Keep only the lines of the listing that include the word "poziom", and copy them.

[Figure contents as structured data]
(begin)

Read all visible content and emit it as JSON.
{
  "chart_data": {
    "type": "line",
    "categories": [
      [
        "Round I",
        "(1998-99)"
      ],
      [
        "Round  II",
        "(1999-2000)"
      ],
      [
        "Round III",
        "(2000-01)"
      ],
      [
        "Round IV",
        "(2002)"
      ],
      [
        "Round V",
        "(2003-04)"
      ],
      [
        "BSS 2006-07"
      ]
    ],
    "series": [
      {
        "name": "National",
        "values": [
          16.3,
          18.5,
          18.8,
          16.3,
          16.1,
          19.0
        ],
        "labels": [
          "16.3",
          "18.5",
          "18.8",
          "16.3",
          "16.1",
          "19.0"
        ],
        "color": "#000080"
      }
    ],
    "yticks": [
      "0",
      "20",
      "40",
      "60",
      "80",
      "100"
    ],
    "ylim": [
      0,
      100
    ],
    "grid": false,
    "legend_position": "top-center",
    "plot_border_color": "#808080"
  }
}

(end)
(begin)

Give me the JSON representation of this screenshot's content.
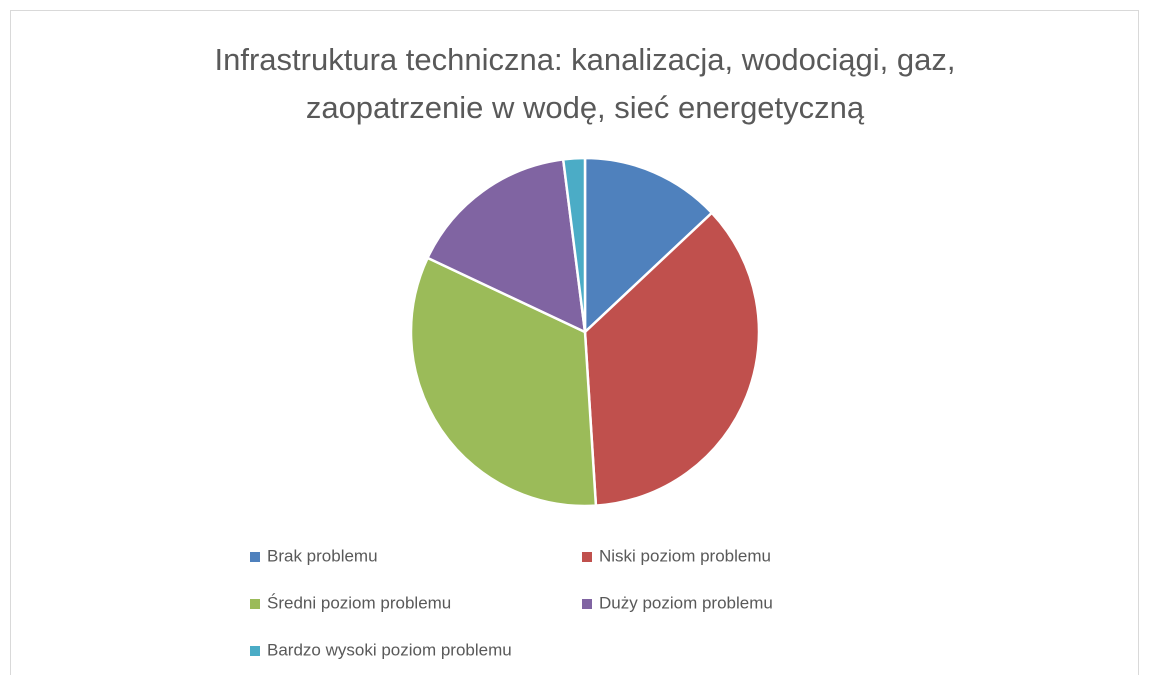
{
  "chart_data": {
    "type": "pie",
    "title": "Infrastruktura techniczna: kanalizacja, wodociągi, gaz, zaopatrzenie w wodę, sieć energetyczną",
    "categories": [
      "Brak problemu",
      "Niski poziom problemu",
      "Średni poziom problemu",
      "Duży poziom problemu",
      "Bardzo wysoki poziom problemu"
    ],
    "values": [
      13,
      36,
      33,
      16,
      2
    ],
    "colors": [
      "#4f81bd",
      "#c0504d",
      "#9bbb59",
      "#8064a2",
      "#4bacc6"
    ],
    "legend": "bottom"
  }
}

(end)

**FINAL RESULT:**
      "Niski poziom problemu",
      "Średni poziom problemu",
      "Duży poziom problemu",
      "Bardzo wysoki poziom problemu"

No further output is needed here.